Gather every line below where "page" appears.

━━━━

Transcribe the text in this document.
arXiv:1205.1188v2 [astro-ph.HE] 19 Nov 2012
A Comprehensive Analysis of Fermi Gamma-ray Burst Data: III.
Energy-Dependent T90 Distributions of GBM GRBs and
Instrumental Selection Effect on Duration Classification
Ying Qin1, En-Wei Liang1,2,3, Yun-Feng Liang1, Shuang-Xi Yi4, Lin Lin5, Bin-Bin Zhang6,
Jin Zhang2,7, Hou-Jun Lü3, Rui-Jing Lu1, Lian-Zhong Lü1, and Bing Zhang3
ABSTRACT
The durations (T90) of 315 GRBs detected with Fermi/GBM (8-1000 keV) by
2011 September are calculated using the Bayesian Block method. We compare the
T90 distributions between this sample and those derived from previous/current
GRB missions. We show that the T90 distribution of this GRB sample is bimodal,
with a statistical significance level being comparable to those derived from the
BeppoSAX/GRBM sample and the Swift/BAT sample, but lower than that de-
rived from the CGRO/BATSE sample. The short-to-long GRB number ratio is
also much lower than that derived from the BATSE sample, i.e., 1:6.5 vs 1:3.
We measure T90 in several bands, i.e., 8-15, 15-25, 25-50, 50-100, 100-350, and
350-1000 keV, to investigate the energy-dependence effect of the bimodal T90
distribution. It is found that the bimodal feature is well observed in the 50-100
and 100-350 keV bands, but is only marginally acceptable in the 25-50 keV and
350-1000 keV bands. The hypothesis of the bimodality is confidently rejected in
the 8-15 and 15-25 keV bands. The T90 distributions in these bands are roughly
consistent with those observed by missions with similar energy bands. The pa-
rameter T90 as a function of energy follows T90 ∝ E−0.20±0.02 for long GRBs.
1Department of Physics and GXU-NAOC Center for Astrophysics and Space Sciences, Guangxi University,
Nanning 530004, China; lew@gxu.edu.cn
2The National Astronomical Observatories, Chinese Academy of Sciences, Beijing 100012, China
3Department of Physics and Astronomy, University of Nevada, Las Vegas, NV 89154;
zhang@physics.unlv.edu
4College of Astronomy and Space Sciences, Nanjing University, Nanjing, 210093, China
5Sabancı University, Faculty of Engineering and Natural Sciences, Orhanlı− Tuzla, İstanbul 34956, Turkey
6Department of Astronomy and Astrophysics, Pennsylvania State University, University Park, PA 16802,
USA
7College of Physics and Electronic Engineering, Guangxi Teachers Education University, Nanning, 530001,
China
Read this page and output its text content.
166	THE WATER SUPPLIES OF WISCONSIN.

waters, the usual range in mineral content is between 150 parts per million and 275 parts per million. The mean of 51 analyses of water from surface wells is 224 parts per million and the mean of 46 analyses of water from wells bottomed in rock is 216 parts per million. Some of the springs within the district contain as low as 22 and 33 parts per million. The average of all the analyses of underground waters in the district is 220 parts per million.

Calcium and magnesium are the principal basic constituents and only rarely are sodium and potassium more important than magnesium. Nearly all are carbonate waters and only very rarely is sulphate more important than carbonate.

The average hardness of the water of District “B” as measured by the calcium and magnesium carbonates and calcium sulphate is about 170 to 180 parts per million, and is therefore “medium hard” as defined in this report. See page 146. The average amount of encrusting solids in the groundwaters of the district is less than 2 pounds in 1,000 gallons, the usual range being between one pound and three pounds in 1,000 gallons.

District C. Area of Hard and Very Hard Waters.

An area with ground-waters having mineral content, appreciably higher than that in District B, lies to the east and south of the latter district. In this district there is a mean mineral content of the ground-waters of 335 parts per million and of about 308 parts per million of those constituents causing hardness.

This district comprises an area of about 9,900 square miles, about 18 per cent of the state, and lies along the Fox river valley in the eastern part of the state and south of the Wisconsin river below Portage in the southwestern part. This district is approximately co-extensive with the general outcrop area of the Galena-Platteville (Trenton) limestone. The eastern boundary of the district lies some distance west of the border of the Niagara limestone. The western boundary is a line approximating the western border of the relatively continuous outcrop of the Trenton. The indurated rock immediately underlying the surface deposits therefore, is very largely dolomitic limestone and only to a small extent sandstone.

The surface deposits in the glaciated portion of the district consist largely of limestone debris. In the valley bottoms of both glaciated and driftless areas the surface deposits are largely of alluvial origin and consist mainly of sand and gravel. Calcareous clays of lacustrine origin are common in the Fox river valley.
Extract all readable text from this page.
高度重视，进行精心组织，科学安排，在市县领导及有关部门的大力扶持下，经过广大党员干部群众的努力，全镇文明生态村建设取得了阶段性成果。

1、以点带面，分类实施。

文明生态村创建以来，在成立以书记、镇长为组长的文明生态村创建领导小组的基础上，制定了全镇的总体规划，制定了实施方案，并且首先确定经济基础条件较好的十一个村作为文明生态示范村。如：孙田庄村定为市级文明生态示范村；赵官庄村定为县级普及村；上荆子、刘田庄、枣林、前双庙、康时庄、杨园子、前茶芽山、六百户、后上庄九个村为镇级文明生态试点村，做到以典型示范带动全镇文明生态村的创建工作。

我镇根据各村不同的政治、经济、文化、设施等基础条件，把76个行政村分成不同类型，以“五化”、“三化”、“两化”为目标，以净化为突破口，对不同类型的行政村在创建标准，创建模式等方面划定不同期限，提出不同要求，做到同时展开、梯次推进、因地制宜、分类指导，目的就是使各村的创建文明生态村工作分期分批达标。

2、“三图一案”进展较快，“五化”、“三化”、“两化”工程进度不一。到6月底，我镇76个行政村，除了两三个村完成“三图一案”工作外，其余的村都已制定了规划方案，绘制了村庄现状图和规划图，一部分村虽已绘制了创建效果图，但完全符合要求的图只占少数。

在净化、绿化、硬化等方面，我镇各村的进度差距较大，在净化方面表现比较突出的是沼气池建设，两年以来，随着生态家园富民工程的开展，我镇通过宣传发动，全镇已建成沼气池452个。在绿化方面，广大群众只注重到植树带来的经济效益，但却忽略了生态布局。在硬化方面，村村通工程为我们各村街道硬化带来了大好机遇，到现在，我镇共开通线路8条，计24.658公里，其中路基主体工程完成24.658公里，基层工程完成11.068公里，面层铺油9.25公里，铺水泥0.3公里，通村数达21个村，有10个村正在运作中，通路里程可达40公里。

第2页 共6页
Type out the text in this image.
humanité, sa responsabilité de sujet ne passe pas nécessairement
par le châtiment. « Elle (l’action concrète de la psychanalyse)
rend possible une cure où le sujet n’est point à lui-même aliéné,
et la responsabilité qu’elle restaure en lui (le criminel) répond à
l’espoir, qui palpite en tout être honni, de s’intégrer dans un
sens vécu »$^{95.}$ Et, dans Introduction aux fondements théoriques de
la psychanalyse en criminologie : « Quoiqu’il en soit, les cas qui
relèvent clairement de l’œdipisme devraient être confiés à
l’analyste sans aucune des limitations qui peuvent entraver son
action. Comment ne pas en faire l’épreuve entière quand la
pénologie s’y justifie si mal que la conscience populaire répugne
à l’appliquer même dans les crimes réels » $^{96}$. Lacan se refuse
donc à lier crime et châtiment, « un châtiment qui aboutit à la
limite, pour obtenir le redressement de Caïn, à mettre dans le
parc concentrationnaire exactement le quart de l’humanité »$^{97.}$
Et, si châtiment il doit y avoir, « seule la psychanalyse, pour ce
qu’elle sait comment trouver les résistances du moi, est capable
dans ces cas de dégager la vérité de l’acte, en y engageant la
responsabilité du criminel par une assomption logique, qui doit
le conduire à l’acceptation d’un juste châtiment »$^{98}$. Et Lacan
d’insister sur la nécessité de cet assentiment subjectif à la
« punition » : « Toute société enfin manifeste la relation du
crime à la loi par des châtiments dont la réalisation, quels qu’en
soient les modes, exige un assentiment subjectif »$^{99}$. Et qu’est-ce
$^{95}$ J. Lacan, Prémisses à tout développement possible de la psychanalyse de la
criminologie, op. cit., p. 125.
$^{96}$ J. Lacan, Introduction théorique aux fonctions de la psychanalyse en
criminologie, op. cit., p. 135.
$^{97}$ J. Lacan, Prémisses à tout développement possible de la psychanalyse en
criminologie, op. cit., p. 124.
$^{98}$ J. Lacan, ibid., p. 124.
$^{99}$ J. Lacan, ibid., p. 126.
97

━━━━

[Written answer]:
Read this page and output its text content.
The average hardness of the water of District “B” as measured by the calcium and magnesium carbonates and calcium sulphate is about 170 to 180 parts per million, and is therefore “medium hard” as defined in this report. See page 146. The average amount of encrusting solids in the groundwaters of the district is less than 2 pounds in 1,000 gallons, the usual range being between one pound and three pounds in 1,000 gallons.
Extract all readable text from this page.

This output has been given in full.